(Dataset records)
- - - -

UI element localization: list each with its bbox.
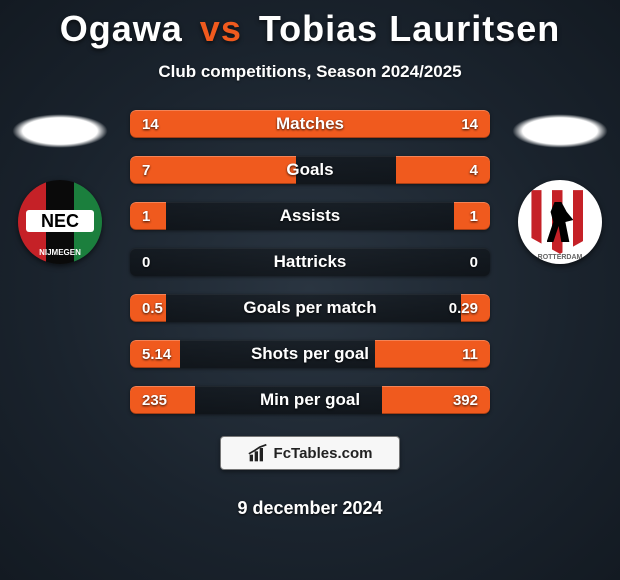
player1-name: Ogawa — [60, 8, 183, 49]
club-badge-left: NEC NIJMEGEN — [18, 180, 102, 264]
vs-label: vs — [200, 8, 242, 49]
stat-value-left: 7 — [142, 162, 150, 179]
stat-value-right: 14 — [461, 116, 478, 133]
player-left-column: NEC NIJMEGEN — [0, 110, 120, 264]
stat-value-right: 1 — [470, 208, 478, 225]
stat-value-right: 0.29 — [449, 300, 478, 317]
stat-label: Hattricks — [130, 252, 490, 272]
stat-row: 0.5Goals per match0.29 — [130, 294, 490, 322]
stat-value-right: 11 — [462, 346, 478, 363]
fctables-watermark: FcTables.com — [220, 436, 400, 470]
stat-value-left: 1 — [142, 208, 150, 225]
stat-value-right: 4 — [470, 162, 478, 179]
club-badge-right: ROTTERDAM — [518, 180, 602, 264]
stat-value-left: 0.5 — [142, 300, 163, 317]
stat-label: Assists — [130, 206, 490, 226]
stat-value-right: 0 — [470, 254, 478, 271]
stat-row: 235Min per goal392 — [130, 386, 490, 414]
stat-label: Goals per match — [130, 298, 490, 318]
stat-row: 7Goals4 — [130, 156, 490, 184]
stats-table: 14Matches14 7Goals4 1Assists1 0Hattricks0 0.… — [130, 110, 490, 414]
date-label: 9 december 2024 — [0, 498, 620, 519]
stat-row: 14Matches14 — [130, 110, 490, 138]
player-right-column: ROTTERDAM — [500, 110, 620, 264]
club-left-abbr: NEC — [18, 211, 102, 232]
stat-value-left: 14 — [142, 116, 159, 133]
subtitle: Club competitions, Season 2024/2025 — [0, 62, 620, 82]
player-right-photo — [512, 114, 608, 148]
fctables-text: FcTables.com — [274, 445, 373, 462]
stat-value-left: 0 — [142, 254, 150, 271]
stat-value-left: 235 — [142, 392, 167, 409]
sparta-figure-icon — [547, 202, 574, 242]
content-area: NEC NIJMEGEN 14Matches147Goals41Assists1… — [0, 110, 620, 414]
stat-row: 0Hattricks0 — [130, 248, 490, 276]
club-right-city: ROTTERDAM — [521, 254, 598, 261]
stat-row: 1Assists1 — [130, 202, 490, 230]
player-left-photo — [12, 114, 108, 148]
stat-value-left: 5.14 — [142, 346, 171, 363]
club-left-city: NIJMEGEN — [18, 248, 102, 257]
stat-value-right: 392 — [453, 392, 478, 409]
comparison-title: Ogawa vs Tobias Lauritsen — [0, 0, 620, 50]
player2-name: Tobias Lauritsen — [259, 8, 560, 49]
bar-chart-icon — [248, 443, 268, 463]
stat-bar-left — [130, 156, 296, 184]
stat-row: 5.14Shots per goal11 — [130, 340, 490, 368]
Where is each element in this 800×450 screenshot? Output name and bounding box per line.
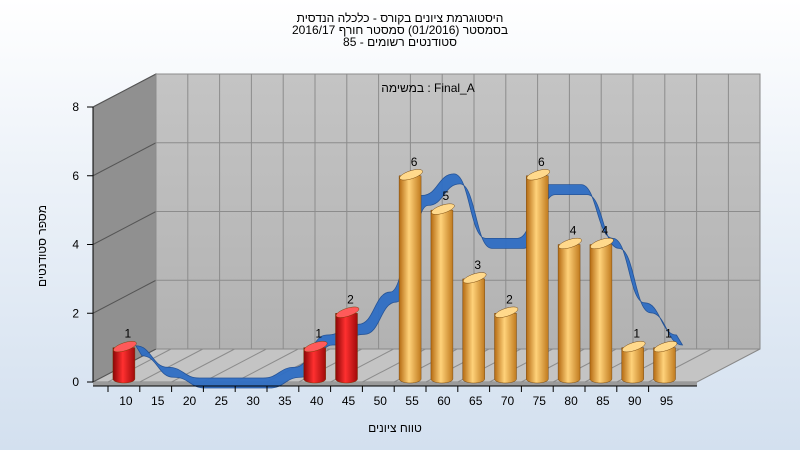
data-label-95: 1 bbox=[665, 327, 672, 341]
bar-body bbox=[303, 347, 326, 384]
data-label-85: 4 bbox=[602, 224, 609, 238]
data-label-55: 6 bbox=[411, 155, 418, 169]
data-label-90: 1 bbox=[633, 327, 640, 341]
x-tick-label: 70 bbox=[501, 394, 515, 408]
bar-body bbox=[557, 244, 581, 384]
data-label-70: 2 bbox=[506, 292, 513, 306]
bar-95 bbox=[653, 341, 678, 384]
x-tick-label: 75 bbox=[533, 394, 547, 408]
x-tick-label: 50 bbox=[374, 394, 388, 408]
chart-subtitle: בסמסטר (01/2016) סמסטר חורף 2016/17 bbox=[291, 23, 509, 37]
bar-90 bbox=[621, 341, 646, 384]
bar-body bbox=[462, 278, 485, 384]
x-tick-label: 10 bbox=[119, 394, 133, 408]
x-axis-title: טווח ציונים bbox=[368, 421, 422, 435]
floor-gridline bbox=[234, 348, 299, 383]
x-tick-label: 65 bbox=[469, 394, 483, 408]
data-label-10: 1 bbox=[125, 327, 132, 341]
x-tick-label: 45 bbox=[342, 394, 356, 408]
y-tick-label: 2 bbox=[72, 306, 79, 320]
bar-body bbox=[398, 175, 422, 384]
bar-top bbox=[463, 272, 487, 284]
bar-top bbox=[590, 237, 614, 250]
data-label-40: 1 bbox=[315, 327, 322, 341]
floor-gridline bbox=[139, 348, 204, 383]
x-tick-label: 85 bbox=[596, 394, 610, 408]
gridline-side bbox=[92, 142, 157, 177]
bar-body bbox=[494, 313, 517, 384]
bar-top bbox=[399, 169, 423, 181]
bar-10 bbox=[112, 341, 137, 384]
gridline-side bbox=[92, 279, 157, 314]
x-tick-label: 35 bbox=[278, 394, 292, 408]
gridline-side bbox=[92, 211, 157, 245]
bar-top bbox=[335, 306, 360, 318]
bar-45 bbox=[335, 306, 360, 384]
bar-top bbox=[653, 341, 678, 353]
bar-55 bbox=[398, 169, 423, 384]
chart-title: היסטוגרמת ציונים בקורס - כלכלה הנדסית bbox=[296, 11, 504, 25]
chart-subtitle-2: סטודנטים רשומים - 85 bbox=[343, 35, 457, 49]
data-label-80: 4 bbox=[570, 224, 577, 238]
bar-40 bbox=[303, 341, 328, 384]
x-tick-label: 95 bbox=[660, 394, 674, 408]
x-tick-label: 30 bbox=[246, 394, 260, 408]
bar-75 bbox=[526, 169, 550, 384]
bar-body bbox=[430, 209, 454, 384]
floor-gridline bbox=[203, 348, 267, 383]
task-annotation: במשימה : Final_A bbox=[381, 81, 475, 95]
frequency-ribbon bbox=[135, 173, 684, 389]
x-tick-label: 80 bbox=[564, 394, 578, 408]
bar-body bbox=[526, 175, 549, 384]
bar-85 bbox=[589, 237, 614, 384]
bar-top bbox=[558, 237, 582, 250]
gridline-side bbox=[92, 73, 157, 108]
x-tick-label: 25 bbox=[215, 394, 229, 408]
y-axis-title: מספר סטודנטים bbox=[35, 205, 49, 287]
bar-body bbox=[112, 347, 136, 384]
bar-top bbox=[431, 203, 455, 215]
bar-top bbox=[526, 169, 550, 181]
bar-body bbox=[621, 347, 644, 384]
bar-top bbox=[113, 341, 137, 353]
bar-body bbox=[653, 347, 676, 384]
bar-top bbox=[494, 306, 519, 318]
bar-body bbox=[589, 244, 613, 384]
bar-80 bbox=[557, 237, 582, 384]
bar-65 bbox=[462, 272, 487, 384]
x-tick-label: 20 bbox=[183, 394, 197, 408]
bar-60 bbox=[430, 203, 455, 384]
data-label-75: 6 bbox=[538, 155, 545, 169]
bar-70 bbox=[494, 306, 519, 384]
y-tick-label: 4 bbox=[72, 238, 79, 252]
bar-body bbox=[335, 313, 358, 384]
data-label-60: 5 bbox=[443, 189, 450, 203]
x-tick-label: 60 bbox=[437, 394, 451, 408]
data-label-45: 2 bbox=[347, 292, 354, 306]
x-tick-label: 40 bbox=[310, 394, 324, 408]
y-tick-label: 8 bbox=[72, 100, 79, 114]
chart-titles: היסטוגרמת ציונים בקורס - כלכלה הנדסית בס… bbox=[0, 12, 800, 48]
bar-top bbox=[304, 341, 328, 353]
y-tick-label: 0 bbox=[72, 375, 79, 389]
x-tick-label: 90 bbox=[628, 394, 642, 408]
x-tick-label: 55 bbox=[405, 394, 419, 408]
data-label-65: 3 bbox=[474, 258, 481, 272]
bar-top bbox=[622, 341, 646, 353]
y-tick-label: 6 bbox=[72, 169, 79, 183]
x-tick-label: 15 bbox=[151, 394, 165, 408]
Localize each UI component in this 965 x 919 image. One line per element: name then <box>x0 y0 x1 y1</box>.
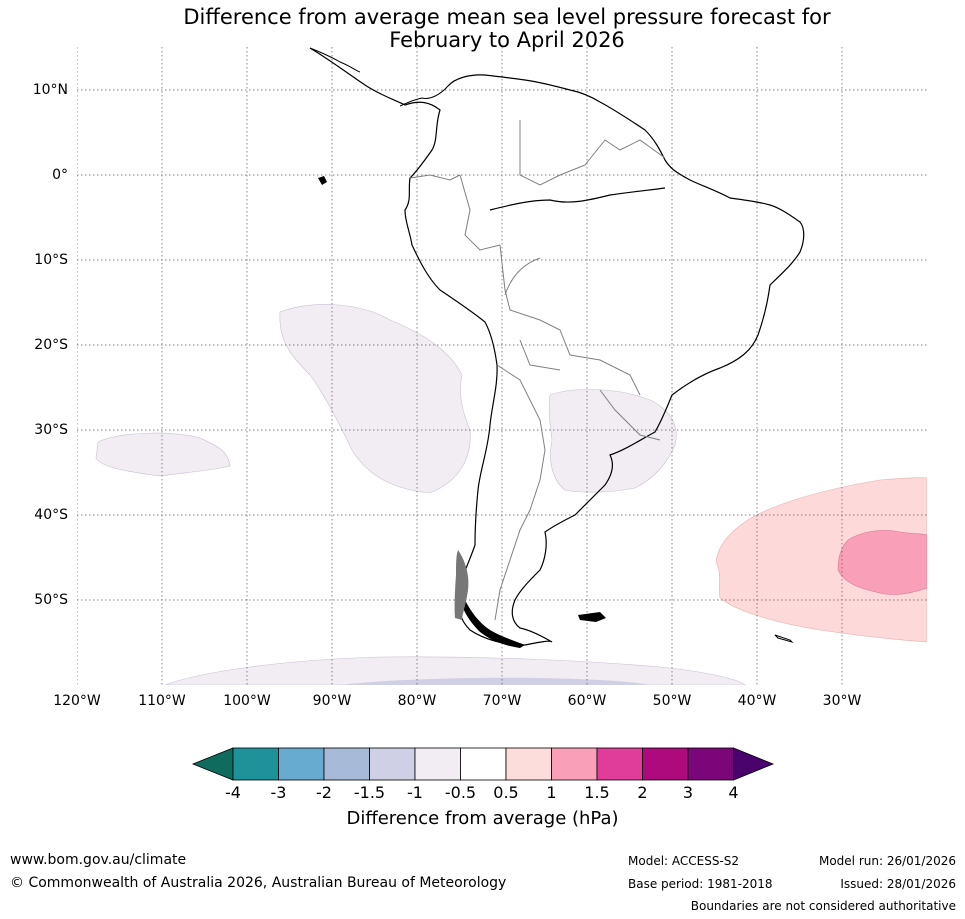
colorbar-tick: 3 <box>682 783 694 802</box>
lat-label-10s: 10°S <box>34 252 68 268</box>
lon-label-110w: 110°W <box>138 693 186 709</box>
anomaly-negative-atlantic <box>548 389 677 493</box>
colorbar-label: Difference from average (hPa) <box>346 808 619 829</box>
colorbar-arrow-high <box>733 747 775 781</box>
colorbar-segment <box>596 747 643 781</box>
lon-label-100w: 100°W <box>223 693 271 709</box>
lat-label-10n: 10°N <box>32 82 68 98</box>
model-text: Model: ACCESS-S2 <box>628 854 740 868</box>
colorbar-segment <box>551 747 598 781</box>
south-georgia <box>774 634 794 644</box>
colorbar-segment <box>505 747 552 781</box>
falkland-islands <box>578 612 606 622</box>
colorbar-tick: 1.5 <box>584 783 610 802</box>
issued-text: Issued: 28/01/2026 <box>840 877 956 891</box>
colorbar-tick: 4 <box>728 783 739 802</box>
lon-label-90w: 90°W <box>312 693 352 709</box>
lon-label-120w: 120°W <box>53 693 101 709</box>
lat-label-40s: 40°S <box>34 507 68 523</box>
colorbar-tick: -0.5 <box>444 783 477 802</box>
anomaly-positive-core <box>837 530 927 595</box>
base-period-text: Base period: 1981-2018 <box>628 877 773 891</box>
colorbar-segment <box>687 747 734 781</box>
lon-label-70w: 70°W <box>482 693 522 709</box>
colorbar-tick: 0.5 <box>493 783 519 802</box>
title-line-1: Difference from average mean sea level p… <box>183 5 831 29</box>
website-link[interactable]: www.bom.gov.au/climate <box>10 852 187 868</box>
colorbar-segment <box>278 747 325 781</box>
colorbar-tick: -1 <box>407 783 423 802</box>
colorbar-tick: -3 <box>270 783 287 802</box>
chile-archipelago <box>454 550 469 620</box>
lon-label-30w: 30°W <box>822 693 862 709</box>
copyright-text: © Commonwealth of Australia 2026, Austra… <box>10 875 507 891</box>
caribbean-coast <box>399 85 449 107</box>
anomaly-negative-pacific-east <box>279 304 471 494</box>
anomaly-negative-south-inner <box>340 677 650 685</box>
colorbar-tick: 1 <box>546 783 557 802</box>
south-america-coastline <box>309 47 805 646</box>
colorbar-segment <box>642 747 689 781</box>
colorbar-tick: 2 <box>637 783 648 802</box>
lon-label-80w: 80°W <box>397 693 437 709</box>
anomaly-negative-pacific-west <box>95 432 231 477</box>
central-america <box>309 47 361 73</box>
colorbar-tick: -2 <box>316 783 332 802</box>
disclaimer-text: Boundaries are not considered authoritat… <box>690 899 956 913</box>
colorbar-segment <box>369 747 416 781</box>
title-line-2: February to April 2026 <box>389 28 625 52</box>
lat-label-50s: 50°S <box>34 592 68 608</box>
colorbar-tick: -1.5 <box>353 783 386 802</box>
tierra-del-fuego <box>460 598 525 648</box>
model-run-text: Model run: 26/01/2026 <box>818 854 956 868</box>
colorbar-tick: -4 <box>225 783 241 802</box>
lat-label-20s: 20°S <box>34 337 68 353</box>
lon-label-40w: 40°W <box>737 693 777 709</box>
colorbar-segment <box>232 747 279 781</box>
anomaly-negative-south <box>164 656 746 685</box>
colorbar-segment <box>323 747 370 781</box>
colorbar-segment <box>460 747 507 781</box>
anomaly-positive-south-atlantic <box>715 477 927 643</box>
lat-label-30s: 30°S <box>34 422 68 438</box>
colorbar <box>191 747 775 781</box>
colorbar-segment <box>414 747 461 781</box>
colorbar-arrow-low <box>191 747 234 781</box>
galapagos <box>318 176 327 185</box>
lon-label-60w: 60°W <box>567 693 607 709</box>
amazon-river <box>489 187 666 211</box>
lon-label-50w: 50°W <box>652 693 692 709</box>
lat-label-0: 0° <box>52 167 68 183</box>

- - - -

=== EXERCISE PROMPT ===
Write out the rows between the lines holding "colorbar-tick: 3 <box>682 783 694 802</box>" and "colorbar-tick: -1 <box>407 783 423 802</box>", inclusive, reproducing each line exactly.

=== ANSWER TO THIS EXERCISE ===
colorbar-tick: 3 <box>682 783 694 802</box>
lat-label-10s: 10°S <box>34 252 68 268</box>
lon-label-110w: 110°W <box>138 693 186 709</box>
anomaly-negative-atlantic <box>548 389 677 493</box>
colorbar-label: Difference from average (hPa) <box>346 808 619 829</box>
colorbar-arrow-high <box>733 747 775 781</box>
colorbar-segment <box>596 747 643 781</box>
lon-label-100w: 100°W <box>223 693 271 709</box>
lat-label-10n: 10°N <box>32 82 68 98</box>
model-text: Model: ACCESS-S2 <box>628 854 740 868</box>
colorbar-segment <box>551 747 598 781</box>
south-georgia <box>774 634 794 644</box>
colorbar-segment <box>505 747 552 781</box>
falkland-islands <box>578 612 606 622</box>
colorbar-tick: 1.5 <box>584 783 610 802</box>
issued-text: Issued: 28/01/2026 <box>840 877 956 891</box>
colorbar-tick: 4 <box>728 783 739 802</box>
lon-label-90w: 90°W <box>312 693 352 709</box>
lon-label-120w: 120°W <box>53 693 101 709</box>
lat-label-40s: 40°S <box>34 507 68 523</box>
colorbar-tick: -0.5 <box>444 783 477 802</box>
anomaly-positive-core <box>837 530 927 595</box>
base-period-text: Base period: 1981-2018 <box>628 877 773 891</box>
colorbar-segment <box>687 747 734 781</box>
lon-label-70w: 70°W <box>482 693 522 709</box>
colorbar-tick: 0.5 <box>493 783 519 802</box>
title-line-1: Difference from average mean sea level p… <box>183 5 831 29</box>
website-link[interactable]: www.bom.gov.au/climate <box>10 852 187 868</box>
colorbar-segment <box>278 747 325 781</box>
colorbar-tick: -1 <box>407 783 423 802</box>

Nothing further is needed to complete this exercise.